§ **Your task**: In the excerpted proof, why does the argument begin by assuming that the solution satisfies case (a) or case (c)?

§ **Excerpted passage**:

______

Assume that $$v\in C ( I_{0}, ( 0,\infty ) )$$ is a solution of (1.1). If

$$\underset{l\rightarrow \infty }{\lim \sup } \psi _{2}^{\kappa } ( l ) \int _{l_{1}}^{l}h ( s ) \,\mathrm{d}s>1,$$
(2.11)

then v satisfies case (b) in Lemma 2.1.

### Proof

Assume on the contrary that $$v\in C ( I_{0}, ( 0,\infty ) )$$ is a solution (1.1) and satisfies case (a) or case (c).

First, we suppose that (c) holds on $$I_{1}$$. Then

$$v^{\prime \prime } ( l ) \geq - \int _{l}^{\infty }a^{-1/ \kappa } ( s ) a^{1/\kappa } ( s ) v^{\prime \prime \prime } ( s ) \,\mathrm{d}s\geq -a^{1/\kappa } ( l ) v^{\prime \prime \prime } ( l ) \psi _{0} ( l ) .$$
(2.12)

______

§ **Data lines**:
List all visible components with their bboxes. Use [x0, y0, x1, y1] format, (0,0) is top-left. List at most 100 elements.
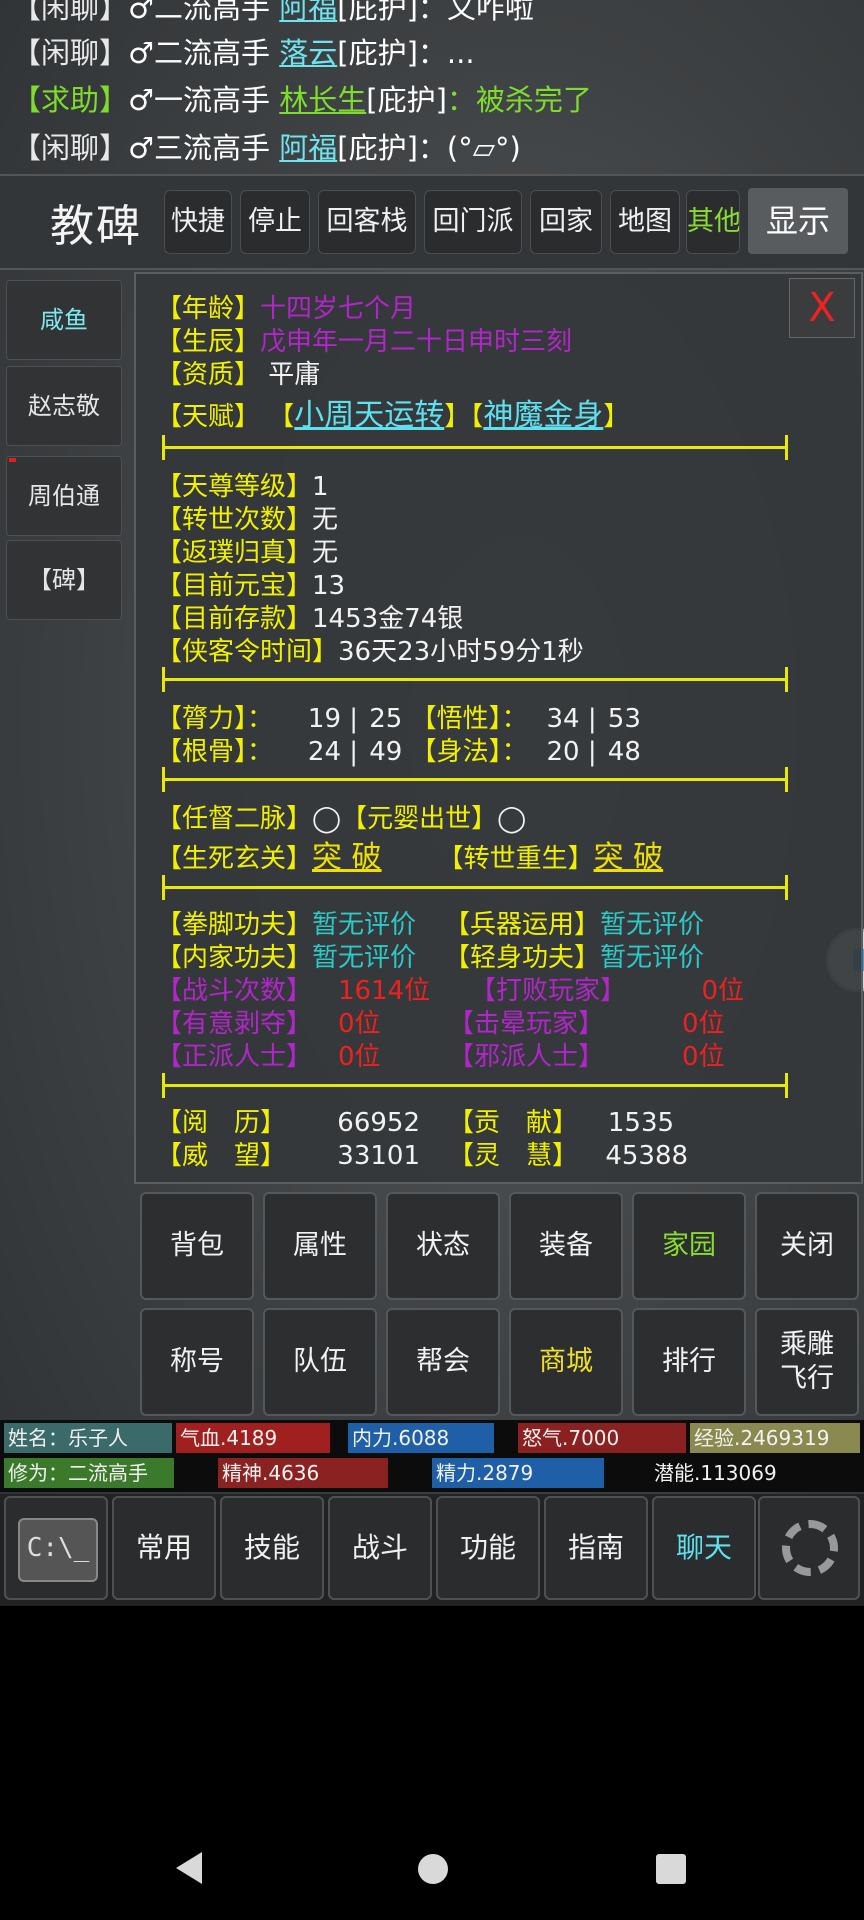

______

§ **Final result**: The proof argues by contradiction. The statement claims that when condition (2.11) holds, a positive solution of (1.1) satisfies case (b) in Lemma 2.1. So the proof assumes the opposite, that the solution satisfies case (a) or case (c), and it takes up case (c) on I₁ first.